## Aim
Report how many lines in the listing below include the word "građevinskim". Write nothing besides the number.
## Begin Listing
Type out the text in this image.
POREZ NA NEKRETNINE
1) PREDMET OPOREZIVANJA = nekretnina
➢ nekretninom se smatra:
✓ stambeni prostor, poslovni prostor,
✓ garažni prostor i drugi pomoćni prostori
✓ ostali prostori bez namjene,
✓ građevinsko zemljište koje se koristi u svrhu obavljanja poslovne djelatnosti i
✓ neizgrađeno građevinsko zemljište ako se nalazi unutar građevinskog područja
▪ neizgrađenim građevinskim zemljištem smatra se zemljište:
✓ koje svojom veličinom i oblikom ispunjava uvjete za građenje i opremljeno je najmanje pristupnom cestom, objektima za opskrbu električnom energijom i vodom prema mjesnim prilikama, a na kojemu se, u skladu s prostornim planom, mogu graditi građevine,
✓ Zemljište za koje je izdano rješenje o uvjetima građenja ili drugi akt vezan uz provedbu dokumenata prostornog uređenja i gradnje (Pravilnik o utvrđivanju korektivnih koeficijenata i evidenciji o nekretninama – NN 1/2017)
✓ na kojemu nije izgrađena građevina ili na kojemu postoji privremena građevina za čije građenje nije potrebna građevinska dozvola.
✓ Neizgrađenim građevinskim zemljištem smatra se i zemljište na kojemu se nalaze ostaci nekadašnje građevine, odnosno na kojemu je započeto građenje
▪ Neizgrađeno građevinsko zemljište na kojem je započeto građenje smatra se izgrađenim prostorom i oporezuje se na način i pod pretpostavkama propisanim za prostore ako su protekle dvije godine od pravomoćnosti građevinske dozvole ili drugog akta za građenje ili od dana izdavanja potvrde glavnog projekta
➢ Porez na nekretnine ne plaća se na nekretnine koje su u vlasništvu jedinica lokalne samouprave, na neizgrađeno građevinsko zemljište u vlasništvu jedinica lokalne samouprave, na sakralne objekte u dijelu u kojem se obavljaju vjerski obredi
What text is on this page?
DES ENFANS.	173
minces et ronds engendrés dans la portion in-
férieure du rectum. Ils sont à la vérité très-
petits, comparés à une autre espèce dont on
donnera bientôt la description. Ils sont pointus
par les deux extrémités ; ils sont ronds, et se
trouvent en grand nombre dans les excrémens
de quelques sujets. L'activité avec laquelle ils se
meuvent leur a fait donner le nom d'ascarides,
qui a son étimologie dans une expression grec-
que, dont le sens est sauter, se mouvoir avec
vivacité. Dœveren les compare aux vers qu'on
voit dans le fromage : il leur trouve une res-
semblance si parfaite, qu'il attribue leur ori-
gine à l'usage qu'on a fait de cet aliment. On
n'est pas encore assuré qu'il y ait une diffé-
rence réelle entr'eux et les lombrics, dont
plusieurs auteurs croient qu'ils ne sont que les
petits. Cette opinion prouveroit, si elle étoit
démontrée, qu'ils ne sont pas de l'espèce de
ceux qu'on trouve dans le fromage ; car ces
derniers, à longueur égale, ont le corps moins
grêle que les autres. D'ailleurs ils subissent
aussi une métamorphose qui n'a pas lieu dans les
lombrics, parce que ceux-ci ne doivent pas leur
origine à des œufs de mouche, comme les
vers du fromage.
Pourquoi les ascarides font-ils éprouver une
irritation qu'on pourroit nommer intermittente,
## End Listing
## Solution
2